▶ [Stated exercise]
Report every line from the material that contains the word "dekke".

[Records from a collection]
......

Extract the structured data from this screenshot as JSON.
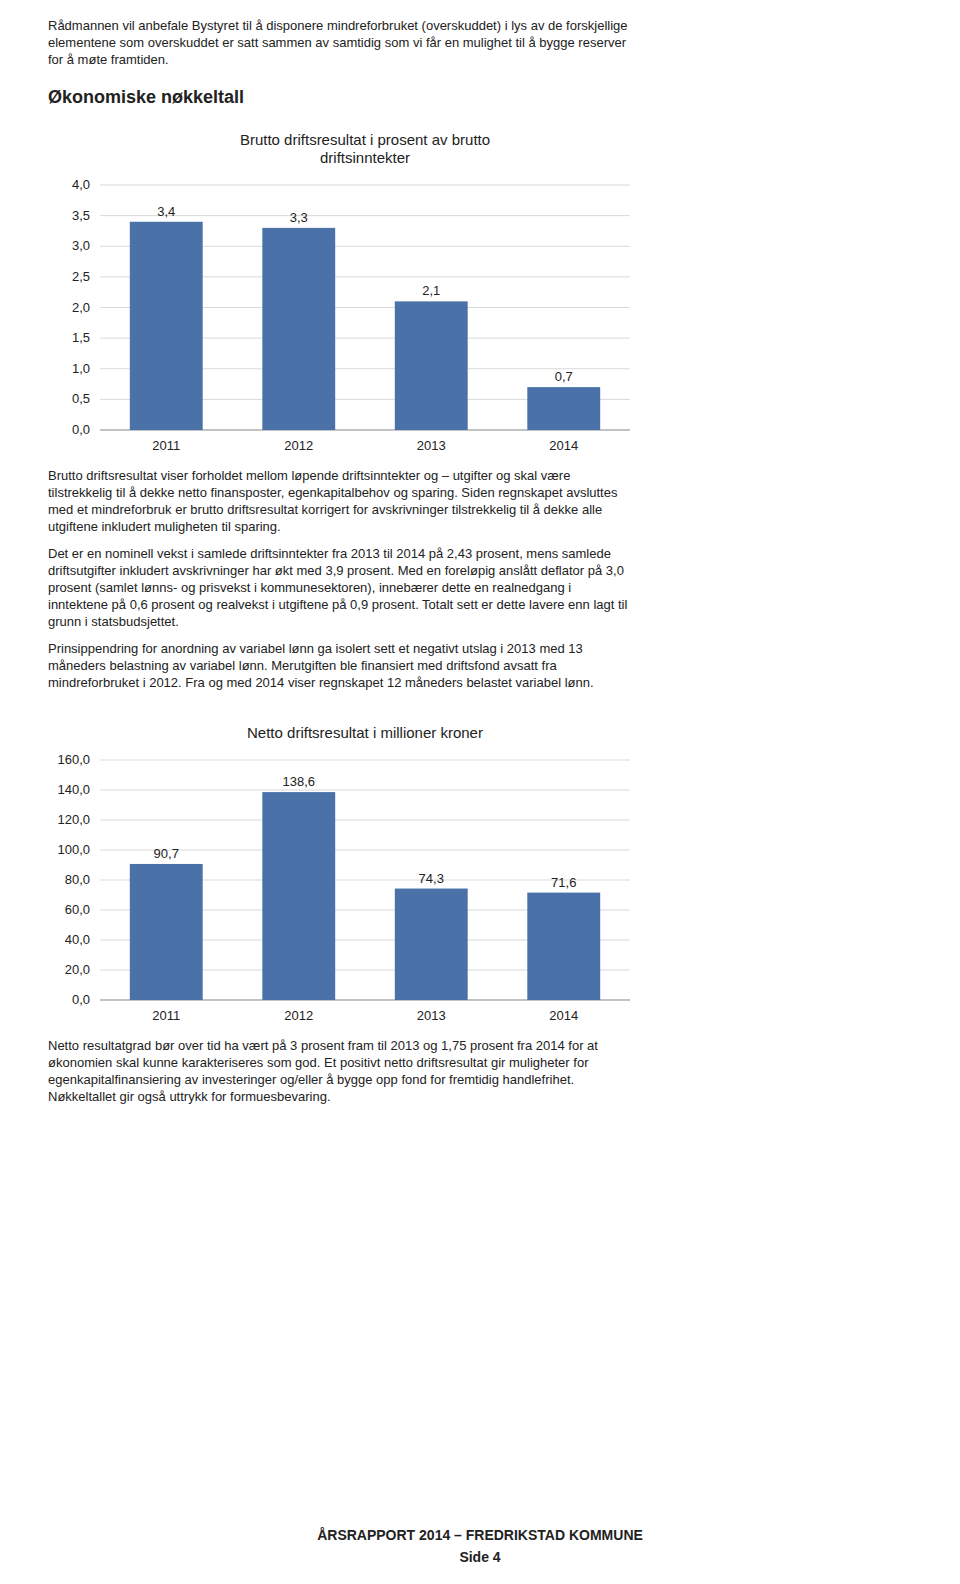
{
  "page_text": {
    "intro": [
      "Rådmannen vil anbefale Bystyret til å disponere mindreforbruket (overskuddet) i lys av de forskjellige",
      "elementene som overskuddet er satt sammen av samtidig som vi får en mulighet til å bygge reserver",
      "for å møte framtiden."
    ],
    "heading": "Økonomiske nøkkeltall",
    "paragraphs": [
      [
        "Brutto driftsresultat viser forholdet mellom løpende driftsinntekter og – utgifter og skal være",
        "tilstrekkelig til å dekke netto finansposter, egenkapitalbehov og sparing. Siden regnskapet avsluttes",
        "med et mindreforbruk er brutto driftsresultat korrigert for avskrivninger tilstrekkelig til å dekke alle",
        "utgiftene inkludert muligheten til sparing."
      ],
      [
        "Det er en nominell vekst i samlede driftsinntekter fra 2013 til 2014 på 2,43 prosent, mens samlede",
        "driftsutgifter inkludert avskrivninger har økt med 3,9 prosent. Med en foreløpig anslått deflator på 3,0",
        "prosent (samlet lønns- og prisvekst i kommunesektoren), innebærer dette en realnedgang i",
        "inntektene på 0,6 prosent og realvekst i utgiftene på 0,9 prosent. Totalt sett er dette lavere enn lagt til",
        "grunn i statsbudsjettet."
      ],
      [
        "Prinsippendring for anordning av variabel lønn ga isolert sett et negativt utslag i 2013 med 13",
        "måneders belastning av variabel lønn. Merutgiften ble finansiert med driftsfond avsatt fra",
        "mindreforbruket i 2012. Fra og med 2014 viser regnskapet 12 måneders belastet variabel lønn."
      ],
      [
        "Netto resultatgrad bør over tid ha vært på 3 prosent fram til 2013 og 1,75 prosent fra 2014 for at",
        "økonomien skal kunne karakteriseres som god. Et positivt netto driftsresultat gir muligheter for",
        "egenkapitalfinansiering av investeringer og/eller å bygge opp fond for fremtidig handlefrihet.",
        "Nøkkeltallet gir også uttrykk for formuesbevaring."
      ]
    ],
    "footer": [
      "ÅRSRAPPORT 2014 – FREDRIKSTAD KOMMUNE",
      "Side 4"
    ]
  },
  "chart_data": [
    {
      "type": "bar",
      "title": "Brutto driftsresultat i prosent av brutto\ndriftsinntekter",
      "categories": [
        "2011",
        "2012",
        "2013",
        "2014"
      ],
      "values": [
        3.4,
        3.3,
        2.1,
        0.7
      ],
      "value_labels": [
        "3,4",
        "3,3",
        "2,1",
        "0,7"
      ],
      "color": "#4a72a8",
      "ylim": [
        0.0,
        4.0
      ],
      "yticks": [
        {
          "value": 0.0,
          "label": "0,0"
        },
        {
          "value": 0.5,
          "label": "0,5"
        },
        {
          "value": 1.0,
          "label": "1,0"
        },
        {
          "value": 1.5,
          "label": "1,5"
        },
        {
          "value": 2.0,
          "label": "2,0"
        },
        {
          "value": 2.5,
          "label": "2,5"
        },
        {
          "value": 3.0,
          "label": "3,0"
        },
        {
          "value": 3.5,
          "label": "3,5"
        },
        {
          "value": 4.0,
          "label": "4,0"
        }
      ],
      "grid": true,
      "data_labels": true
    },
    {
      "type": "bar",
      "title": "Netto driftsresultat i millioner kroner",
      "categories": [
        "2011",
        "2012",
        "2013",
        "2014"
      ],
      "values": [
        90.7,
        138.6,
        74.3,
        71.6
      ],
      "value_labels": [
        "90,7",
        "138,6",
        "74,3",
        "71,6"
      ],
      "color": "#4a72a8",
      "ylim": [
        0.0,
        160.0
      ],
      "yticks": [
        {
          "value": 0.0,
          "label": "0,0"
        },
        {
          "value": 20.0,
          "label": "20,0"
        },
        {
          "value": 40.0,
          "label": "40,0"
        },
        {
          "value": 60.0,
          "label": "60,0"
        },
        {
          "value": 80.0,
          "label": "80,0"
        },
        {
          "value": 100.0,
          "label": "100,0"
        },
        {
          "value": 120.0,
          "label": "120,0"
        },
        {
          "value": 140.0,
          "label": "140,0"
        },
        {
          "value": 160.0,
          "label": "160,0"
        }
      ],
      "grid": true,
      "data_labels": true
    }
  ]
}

......

▶ [Written reply]
        "tilstrekkelig til å dekke netto finansposter, egenkapitalbehov og sparing. Siden regnskapet avsluttes",
        "med et mindreforbruk er brutto driftsresultat korrigert for avskrivninger tilstrekkelig til å dekke alle",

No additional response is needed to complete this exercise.